→ WHAT TO WORK ON: Each record is to be transcribed exactly.

→ MATERIAL SHOWN:
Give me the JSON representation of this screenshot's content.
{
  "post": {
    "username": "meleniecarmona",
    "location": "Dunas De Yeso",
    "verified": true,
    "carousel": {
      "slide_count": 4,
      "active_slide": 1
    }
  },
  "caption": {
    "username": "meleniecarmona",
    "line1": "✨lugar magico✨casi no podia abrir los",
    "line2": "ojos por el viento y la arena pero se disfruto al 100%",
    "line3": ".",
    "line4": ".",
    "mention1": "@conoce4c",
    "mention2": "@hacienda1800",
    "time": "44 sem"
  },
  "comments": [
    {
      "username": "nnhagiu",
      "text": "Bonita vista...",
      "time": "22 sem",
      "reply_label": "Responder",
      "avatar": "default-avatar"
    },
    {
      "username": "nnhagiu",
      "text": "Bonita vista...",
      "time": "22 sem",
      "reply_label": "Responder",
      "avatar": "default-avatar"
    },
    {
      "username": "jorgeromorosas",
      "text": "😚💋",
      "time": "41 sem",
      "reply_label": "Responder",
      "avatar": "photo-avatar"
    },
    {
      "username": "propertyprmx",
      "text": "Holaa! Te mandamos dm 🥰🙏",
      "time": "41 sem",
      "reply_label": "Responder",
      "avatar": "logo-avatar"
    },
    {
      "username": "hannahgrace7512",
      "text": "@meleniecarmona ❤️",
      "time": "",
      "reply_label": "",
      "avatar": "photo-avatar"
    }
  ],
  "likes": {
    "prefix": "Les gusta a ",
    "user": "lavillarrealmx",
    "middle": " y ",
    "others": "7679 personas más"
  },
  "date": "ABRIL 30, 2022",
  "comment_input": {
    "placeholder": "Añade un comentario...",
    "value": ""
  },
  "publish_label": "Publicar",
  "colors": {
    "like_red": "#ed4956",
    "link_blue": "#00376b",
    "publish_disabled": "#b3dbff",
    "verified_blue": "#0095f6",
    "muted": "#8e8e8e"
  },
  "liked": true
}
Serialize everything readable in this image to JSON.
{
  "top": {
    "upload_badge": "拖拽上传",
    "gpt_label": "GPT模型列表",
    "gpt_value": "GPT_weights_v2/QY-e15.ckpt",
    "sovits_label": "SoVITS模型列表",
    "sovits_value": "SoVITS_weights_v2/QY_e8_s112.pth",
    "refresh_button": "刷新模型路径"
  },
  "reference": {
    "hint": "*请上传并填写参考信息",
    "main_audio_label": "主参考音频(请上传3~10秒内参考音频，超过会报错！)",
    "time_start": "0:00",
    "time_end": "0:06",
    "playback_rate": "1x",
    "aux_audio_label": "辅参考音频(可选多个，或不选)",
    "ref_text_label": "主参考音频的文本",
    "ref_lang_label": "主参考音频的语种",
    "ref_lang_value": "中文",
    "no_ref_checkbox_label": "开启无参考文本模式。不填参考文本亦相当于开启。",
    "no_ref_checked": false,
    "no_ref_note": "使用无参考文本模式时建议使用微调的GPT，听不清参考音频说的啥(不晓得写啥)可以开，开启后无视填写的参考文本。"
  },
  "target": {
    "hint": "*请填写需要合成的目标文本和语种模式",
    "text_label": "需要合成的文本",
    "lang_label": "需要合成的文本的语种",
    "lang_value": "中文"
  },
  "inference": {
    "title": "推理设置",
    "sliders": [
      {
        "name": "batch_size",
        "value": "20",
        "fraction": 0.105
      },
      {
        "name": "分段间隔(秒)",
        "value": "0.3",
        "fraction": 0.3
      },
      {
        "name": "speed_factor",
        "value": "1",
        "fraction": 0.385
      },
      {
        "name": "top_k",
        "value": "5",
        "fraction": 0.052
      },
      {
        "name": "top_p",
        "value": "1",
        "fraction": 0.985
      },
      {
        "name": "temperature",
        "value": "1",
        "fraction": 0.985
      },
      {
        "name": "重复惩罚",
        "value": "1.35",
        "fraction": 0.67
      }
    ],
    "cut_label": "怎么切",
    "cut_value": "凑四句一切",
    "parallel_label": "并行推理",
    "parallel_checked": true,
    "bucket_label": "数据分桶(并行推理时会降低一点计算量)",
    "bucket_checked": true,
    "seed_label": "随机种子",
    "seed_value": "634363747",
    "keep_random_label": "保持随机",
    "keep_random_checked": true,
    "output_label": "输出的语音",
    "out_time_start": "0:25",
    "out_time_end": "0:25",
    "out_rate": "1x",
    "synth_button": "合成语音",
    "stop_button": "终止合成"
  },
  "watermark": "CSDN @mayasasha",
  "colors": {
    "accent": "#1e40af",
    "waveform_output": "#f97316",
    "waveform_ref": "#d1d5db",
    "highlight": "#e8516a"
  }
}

→ ANSWER IN FULL:
Give me the JSON representation of this screenshot's content.
{
  "post": {
    "username": "meleniecarmona",
    "location": "Dunas De Yeso",
    "verified": true,
    "carousel": {
      "slide_count": 4,
      "active_slide": 1
    }
  },
  "caption": {
    "username": "meleniecarmona",
    "line1": "✨lugar magico✨casi no podia abrir los",
    "line2": "ojos por el viento y la arena pero se disfruto al 100%",
    "line3": ".",
    "line4": ".",
    "mention1": "@conoce4c",
    "mention2": "@hacienda1800",
    "time": "44 sem"
  },
  "comments": [
    {
      "username": "nnhagiu",
      "text": "Bonita vista...",
      "time": "22 sem",
      "reply_label": "Responder",
      "avatar": "default-avatar"
    },
    {
      "username": "nnhagiu",
      "text": "Bonita vista...",
      "time": "22 sem",
      "reply_label": "Responder",
      "avatar": "default-avatar"
    },
    {
      "username": "jorgeromorosas",
      "text": "😚💋",
      "time": "41 sem",
      "reply_label": "Responder",
      "avatar": "photo-avatar"
    },
    {
      "username": "propertyprmx",
      "text": "Holaa! Te mandamos dm 🥰🙏",
      "time": "41 sem",
      "reply_label": "Responder",
      "avatar": "logo-avatar"
    },
    {
      "username": "hannahgrace7512",
      "text": "@meleniecarmona ❤️",
      "time": "",
      "reply_label": "",
      "avatar": "photo-avatar"
    }
  ],
  "likes": {
    "prefix": "Les gusta a ",
    "user": "lavillarrealmx",
    "middle": " y ",
    "others": "7679 personas más"
  },
  "date": "ABRIL 30, 2022",
  "comment_input": {
    "placeholder": "Añade un comentario...",
    "value": ""
  },
  "publish_label": "Publicar",
  "colors": {
    "like_red": "#ed4956",
    "link_blue": "#00376b",
    "publish_disabled": "#b3dbff",
    "verified_blue": "#0095f6",
    "muted": "#8e8e8e"
  },
  "liked": true
}
Serialize everything readable in this image to JSON.
{
  "top": {
    "upload_badge": "拖拽上传",
    "gpt_label": "GPT模型列表",
    "gpt_value": "GPT_weights_v2/QY-e15.ckpt",
    "sovits_label": "SoVITS模型列表",
    "sovits_value": "SoVITS_weights_v2/QY_e8_s112.pth",
    "refresh_button": "刷新模型路径"
  },
  "reference": {
    "hint": "*请上传并填写参考信息",
    "main_audio_label": "主参考音频(请上传3~10秒内参考音频，超过会报错！)",
    "time_start": "0:00",
    "time_end": "0:06",
    "playback_rate": "1x",
    "aux_audio_label": "辅参考音频(可选多个，或不选)",
    "ref_text_label": "主参考音频的文本",
    "ref_lang_label": "主参考音频的语种",
    "ref_lang_value": "中文",
    "no_ref_checkbox_label": "开启无参考文本模式。不填参考文本亦相当于开启。",
    "no_ref_checked": false,
    "no_ref_note": "使用无参考文本模式时建议使用微调的GPT，听不清参考音频说的啥(不晓得写啥)可以开，开启后无视填写的参考文本。"
  },
  "target": {
    "hint": "*请填写需要合成的目标文本和语种模式",
    "text_label": "需要合成的文本",
    "lang_label": "需要合成的文本的语种",
    "lang_value": "中文"
  },
  "inference": {
    "title": "推理设置",
    "sliders": [
      {
        "name": "batch_size",
        "value": "20",
        "fraction": 0.105
      },
      {
        "name": "分段间隔(秒)",
        "value": "0.3",
        "fraction": 0.3
      },
      {
        "name": "speed_factor",
        "value": "1",
        "fraction": 0.385
      },
      {
        "name": "top_k",
        "value": "5",
        "fraction": 0.052
      },
      {
        "name": "top_p",
        "value": "1",
        "fraction": 0.985
      },
      {
        "name": "temperature",
        "value": "1",
        "fraction": 0.985
      },
      {
        "name": "重复惩罚",
        "value": "1.35",
        "fraction": 0.67
      }
    ],
    "cut_label": "怎么切",
    "cut_value": "凑四句一切",
    "parallel_label": "并行推理",
    "parallel_checked": true,
    "bucket_label": "数据分桶(并行推理时会降低一点计算量)",
    "bucket_checked": true,
    "seed_label": "随机种子",
    "seed_value": "634363747",
    "keep_random_label": "保持随机",
    "keep_random_checked": true,
    "output_label": "输出的语音",
    "out_time_start": "0:25",
    "out_time_end": "0:25",
    "out_rate": "1x",
    "synth_button": "合成语音",
    "stop_button": "终止合成"
  },
  "watermark": "CSDN @mayasasha",
  "colors": {
    "accent": "#1e40af",
    "waveform_output": "#f97316",
    "waveform_ref": "#d1d5db",
    "highlight": "#e8516a"
  }
}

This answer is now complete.